[Data entries for graphics]
☆ ☆ ☆

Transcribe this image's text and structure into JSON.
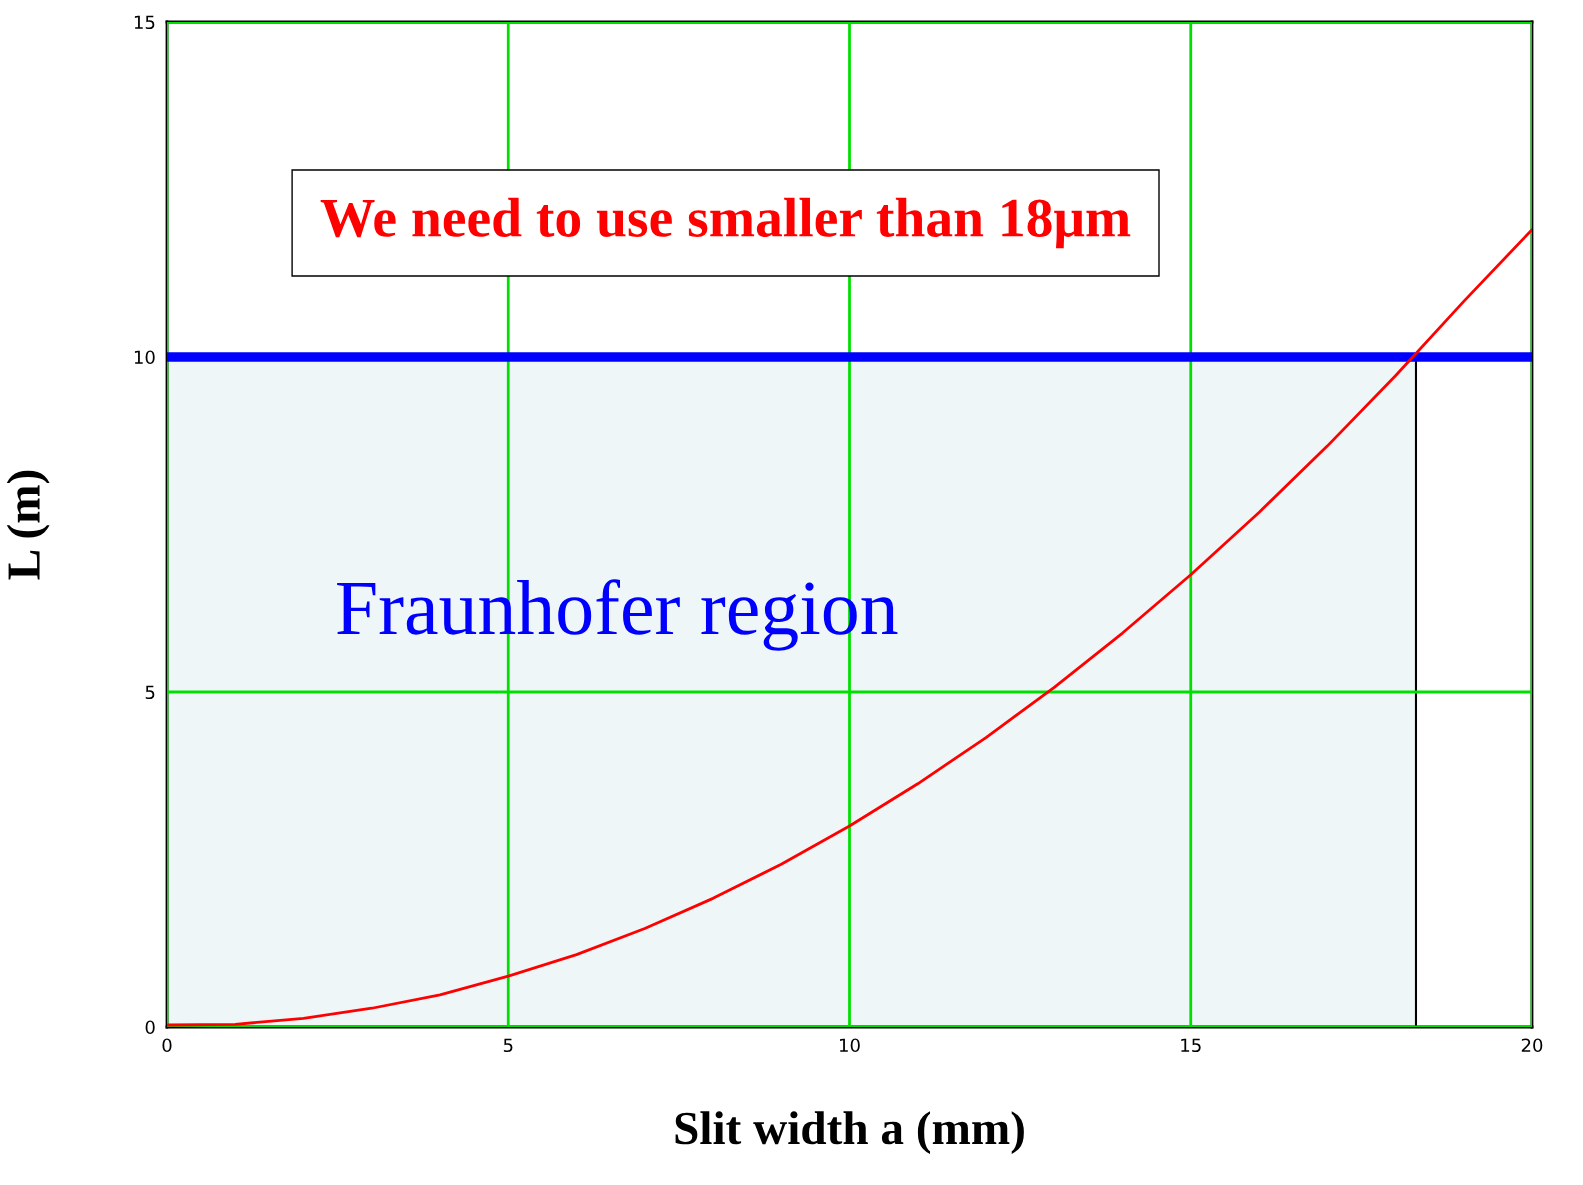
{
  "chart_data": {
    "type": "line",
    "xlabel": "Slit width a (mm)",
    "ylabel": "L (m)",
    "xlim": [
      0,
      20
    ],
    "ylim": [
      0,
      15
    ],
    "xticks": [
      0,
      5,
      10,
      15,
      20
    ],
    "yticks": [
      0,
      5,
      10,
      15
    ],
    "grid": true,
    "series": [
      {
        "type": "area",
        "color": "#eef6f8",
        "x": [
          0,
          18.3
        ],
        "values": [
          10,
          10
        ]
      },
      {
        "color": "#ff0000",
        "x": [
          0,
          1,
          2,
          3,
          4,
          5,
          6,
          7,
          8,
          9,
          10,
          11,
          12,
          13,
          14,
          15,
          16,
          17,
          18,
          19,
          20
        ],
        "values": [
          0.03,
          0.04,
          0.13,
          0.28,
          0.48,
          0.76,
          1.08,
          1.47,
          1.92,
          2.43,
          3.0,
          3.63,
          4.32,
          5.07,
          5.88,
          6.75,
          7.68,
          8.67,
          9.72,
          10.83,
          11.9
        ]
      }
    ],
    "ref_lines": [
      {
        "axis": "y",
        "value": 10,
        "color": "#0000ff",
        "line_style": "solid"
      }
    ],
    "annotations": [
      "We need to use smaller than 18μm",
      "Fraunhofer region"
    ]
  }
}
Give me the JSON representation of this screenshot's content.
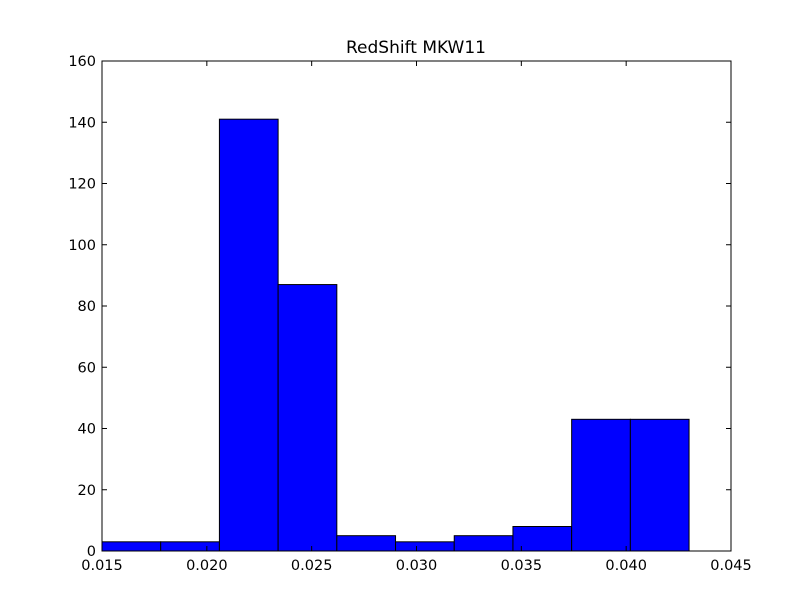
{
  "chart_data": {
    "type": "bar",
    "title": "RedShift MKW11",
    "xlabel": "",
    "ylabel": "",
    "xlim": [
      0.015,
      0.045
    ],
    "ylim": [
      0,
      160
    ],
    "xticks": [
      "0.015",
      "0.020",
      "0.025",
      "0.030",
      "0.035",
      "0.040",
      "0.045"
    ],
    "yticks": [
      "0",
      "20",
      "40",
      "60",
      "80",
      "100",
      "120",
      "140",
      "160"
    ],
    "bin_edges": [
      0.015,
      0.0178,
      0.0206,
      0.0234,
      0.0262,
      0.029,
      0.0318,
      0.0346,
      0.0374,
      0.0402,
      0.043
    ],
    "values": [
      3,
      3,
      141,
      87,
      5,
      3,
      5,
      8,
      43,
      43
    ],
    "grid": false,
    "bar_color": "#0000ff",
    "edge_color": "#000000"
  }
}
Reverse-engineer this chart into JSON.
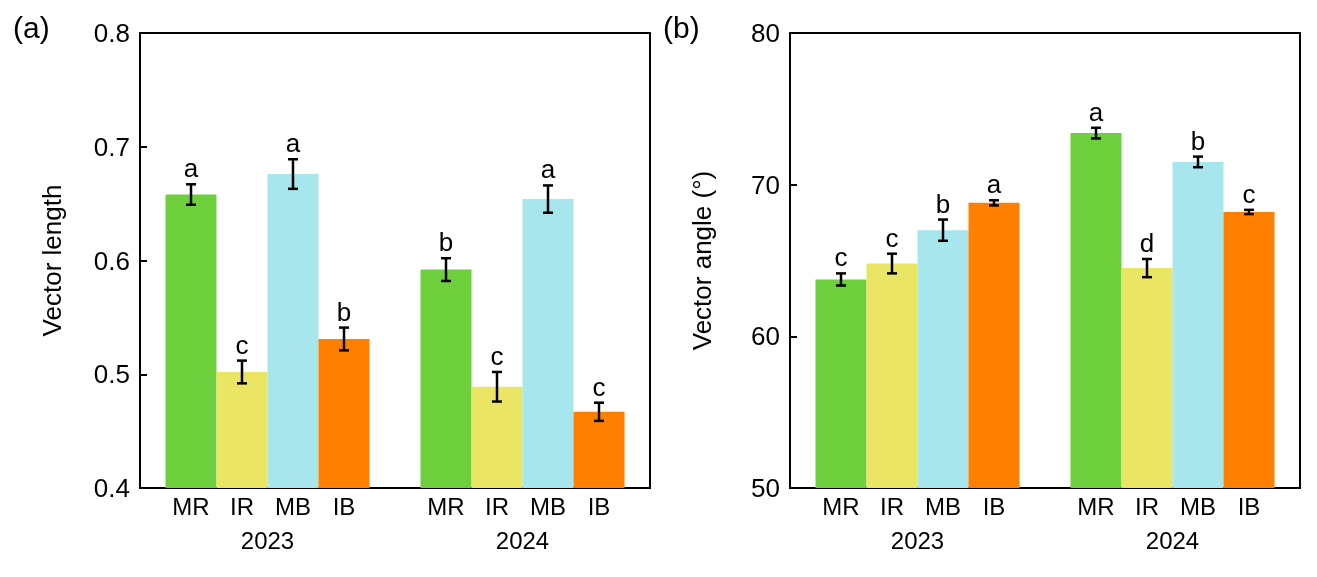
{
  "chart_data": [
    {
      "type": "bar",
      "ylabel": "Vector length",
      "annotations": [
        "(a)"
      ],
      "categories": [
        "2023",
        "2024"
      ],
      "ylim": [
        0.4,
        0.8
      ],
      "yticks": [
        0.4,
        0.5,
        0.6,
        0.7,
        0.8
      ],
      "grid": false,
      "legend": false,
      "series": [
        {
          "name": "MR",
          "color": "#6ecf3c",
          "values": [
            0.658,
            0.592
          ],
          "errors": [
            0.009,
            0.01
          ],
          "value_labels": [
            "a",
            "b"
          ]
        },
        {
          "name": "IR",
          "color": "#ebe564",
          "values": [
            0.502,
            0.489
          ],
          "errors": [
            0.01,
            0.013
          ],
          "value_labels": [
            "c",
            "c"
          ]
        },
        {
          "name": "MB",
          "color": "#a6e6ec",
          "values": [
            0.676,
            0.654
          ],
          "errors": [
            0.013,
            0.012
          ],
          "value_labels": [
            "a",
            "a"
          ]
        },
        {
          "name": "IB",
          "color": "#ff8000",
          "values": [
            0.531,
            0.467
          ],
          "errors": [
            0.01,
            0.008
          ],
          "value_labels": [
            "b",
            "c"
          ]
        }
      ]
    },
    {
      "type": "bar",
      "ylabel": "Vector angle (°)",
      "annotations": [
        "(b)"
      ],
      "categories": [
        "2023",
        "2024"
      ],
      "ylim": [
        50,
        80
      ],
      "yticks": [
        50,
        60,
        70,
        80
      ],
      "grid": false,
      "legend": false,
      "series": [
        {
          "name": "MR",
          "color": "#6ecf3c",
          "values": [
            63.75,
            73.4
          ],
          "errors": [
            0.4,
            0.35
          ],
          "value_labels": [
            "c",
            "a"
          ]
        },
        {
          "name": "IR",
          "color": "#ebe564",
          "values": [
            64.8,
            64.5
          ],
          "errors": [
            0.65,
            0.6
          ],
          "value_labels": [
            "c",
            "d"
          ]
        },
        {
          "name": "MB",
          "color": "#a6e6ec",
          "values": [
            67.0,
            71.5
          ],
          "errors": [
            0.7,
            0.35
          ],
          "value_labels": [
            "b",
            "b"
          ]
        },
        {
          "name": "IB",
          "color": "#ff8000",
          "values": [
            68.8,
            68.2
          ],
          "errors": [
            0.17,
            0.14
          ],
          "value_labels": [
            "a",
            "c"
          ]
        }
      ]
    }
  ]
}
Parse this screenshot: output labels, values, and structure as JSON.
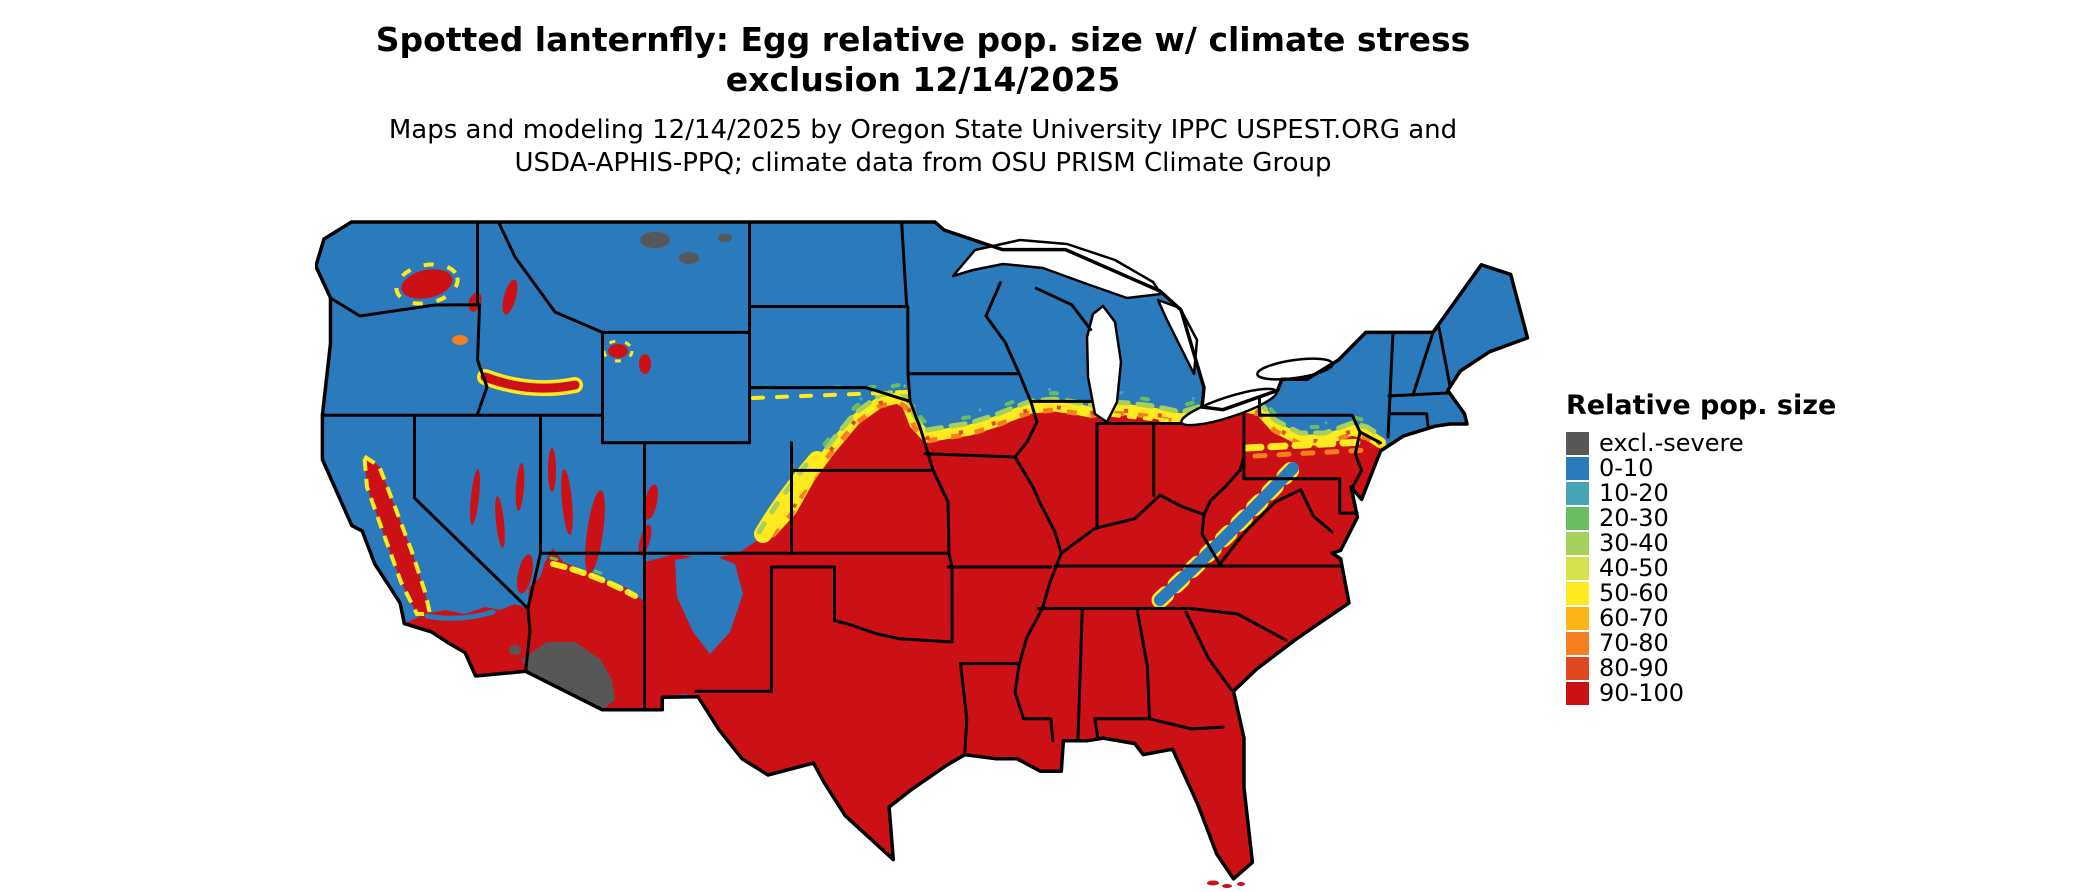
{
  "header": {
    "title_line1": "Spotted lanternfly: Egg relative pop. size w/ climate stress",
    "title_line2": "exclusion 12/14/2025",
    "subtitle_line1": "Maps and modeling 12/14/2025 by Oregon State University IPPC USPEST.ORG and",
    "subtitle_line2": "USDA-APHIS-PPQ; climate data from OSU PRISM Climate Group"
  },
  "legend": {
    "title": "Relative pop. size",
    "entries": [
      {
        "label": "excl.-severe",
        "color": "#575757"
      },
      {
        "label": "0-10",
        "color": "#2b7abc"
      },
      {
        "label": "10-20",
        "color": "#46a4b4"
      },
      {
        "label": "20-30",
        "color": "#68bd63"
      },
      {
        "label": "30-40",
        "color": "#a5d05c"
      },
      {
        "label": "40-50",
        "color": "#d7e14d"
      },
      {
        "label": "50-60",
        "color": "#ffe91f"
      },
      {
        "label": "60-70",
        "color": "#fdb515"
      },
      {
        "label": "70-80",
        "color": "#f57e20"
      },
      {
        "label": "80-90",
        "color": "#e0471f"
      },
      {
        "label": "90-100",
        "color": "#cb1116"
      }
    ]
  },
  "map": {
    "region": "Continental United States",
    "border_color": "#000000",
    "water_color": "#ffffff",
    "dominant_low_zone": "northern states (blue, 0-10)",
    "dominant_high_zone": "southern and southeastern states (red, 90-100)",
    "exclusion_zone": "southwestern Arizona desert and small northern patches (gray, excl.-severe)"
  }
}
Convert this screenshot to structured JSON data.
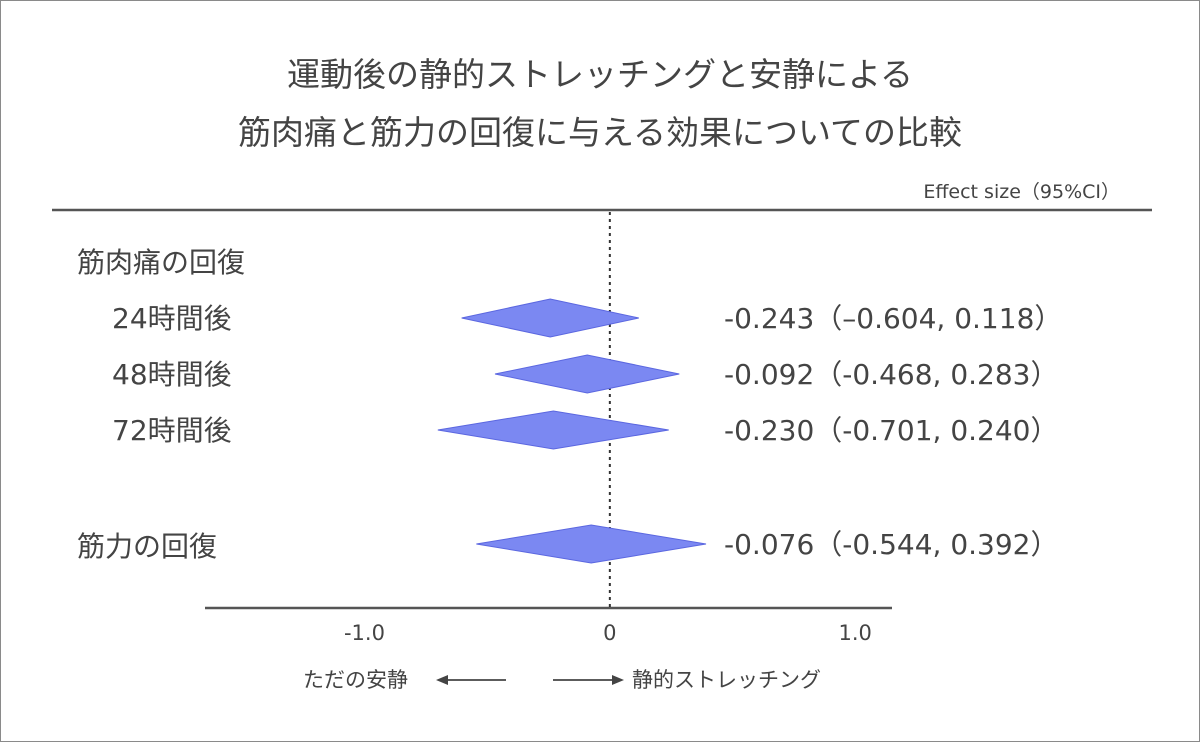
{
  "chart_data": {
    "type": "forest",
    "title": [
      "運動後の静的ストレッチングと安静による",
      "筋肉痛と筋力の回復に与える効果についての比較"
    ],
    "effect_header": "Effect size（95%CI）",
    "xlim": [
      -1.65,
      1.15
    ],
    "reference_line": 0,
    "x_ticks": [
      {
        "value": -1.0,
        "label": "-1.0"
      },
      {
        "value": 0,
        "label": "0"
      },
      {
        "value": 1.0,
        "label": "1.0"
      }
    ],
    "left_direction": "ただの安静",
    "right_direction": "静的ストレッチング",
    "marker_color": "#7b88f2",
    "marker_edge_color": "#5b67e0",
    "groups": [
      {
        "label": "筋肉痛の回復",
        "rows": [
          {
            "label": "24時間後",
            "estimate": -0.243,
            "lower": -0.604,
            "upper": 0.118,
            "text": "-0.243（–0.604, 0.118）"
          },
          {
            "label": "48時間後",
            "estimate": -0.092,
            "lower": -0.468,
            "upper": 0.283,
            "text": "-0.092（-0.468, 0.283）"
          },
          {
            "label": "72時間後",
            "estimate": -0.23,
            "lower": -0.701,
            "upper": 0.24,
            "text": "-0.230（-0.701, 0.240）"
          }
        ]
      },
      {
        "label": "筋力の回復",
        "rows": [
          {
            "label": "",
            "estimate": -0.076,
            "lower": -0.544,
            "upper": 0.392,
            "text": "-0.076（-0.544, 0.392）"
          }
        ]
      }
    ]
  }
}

☆ ☆ ☆

- Problem requirements
In the listing, find each line with the string "ylabel" and copy it.

- Full solution
    "ylabel": "L (m)",
    "ylabel": "",
      "ylabel": "Vector length",
      "ylabel": "Vector angle (°)",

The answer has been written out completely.